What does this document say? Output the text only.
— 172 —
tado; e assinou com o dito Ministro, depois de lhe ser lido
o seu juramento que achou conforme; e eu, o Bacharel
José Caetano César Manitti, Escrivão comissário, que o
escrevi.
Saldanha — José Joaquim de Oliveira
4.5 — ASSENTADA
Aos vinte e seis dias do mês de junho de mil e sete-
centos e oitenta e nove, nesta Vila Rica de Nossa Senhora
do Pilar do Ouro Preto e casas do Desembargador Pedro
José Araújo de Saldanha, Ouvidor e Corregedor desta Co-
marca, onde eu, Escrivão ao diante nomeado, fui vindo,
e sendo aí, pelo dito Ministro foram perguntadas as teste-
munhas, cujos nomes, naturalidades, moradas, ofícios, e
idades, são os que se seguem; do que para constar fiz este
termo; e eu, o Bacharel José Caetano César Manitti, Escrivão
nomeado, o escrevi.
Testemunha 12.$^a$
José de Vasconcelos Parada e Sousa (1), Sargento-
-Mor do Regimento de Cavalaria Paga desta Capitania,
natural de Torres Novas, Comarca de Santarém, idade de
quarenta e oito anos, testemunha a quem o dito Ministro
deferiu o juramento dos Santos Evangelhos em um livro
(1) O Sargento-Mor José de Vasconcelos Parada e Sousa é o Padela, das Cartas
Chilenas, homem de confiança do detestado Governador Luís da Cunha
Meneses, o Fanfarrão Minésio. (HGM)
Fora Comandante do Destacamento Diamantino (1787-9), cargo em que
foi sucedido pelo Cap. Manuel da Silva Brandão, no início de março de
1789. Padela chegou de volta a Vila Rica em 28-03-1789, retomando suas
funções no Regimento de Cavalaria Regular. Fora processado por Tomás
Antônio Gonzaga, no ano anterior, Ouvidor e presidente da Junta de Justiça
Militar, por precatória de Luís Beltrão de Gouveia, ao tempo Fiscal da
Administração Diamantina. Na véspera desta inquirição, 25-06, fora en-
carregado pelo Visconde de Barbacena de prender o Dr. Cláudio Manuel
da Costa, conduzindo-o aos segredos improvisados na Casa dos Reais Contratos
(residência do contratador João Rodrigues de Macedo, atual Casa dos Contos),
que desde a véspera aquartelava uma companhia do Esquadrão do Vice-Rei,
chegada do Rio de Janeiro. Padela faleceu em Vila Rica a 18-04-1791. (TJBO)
++++++
List the lines of the records where "Sargento" occurs.

José de Vasconcelos Parada e Sousa (1), Sargento-
(1) O Sargento-Mor José de Vasconcelos Parada e Sousa é o Padela, das Cartas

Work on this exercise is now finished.